=== What to work on ===
Copy out every record precisely.

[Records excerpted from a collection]
-------

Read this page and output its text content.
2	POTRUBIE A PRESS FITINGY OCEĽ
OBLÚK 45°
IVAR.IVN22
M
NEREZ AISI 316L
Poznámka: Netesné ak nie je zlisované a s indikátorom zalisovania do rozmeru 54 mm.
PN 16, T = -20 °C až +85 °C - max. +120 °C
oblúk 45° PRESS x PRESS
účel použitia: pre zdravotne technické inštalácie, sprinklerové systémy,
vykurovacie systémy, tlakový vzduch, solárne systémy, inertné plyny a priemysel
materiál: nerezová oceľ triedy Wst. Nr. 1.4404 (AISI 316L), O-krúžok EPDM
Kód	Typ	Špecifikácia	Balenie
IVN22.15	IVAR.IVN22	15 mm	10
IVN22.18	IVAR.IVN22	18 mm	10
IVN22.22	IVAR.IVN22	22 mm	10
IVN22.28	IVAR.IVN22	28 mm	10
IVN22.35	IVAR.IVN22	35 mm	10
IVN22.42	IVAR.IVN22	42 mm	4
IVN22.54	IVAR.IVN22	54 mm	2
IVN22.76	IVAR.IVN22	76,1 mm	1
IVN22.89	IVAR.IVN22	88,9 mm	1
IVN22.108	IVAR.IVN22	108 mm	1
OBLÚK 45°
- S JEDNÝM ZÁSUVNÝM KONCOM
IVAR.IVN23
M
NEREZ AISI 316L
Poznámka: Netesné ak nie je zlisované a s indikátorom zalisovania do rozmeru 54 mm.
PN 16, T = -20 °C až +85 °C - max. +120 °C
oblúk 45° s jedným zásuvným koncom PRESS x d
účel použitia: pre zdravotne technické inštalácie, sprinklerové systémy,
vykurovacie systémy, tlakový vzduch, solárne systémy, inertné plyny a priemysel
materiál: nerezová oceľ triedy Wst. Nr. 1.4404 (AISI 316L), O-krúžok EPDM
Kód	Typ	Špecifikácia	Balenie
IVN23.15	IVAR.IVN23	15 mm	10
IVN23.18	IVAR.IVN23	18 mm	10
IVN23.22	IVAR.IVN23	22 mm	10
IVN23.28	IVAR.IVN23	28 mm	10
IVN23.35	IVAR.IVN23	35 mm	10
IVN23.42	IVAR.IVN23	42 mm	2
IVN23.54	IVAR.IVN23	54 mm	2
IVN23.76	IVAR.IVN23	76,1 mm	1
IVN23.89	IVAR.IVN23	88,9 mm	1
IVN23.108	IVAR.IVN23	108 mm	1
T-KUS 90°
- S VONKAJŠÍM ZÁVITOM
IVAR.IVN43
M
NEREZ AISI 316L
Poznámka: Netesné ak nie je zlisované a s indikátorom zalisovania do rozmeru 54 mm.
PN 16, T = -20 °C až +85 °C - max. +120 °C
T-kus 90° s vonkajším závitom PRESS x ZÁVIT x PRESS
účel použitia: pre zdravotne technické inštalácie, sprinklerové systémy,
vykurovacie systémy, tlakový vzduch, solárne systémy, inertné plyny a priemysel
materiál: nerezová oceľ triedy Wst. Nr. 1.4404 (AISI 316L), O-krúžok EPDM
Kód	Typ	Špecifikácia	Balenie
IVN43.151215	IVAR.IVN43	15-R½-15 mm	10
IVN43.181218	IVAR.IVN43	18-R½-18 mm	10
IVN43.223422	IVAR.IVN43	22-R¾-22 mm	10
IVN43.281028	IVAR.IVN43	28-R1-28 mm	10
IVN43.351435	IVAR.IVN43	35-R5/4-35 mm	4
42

-------

=== Exercise answer ===
Read this page and output its text content.
2	POTRUBIE A PRESS FITINGY OCEĽ
OBLÚK 45°
IVAR.IVN22
M
NEREZ AISI 316L
Poznámka: Netesné ak nie je zlisované a s indikátorom zalisovania do rozmeru 54 mm.
PN 16, T = -20 °C až +85 °C - max. +120 °C
oblúk 45° PRESS x PRESS
účel použitia: pre zdravotne technické inštalácie, sprinklerové systémy,
vykurovacie systémy, tlakový vzduch, solárne systémy, inertné plyny a priemysel
materiál: nerezová oceľ triedy Wst. Nr. 1.4404 (AISI 316L), O-krúžok EPDM
Kód	Typ	Špecifikácia	Balenie
IVN22.15	IVAR.IVN22	15 mm	10
IVN22.18	IVAR.IVN22	18 mm	10
IVN22.22	IVAR.IVN22	22 mm	10
IVN22.28	IVAR.IVN22	28 mm	10
IVN22.35	IVAR.IVN22	35 mm	10
IVN22.42	IVAR.IVN22	42 mm	4
IVN22.54	IVAR.IVN22	54 mm	2
IVN22.76	IVAR.IVN22	76,1 mm	1
IVN22.89	IVAR.IVN22	88,9 mm	1
IVN22.108	IVAR.IVN22	108 mm	1
OBLÚK 45°
- S JEDNÝM ZÁSUVNÝM KONCOM
IVAR.IVN23
M
NEREZ AISI 316L
Poznámka: Netesné ak nie je zlisované a s indikátorom zalisovania do rozmeru 54 mm.
PN 16, T = -20 °C až +85 °C - max. +120 °C
oblúk 45° s jedným zásuvným koncom PRESS x d
účel použitia: pre zdravotne technické inštalácie, sprinklerové systémy,
vykurovacie systémy, tlakový vzduch, solárne systémy, inertné plyny a priemysel
materiál: nerezová oceľ triedy Wst. Nr. 1.4404 (AISI 316L), O-krúžok EPDM
Kód	Typ	Špecifikácia	Balenie
IVN23.15	IVAR.IVN23	15 mm	10
IVN23.18	IVAR.IVN23	18 mm	10
IVN23.22	IVAR.IVN23	22 mm	10
IVN23.28	IVAR.IVN23	28 mm	10
IVN23.35	IVAR.IVN23	35 mm	10
IVN23.42	IVAR.IVN23	42 mm	2
IVN23.54	IVAR.IVN23	54 mm	2
IVN23.76	IVAR.IVN23	76,1 mm	1
IVN23.89	IVAR.IVN23	88,9 mm	1
IVN23.108	IVAR.IVN23	108 mm	1
T-KUS 90°
- S VONKAJŠÍM ZÁVITOM
IVAR.IVN43
M
NEREZ AISI 316L
Poznámka: Netesné ak nie je zlisované a s indikátorom zalisovania do rozmeru 54 mm.
PN 16, T = -20 °C až +85 °C - max. +120 °C
T-kus 90° s vonkajším závitom PRESS x ZÁVIT x PRESS
účel použitia: pre zdravotne technické inštalácie, sprinklerové systémy,
vykurovacie systémy, tlakový vzduch, solárne systémy, inertné plyny a priemysel
materiál: nerezová oceľ triedy Wst. Nr. 1.4404 (AISI 316L), O-krúžok EPDM
Kód	Typ	Špecifikácia	Balenie
IVN43.151215	IVAR.IVN43	15-R½-15 mm	10
IVN43.181218	IVAR.IVN43	18-R½-18 mm	10
IVN43.223422	IVAR.IVN43	22-R¾-22 mm	10
IVN43.281028	IVAR.IVN43	28-R1-28 mm	10
IVN43.351435	IVAR.IVN43	35-R5/4-35 mm	4
42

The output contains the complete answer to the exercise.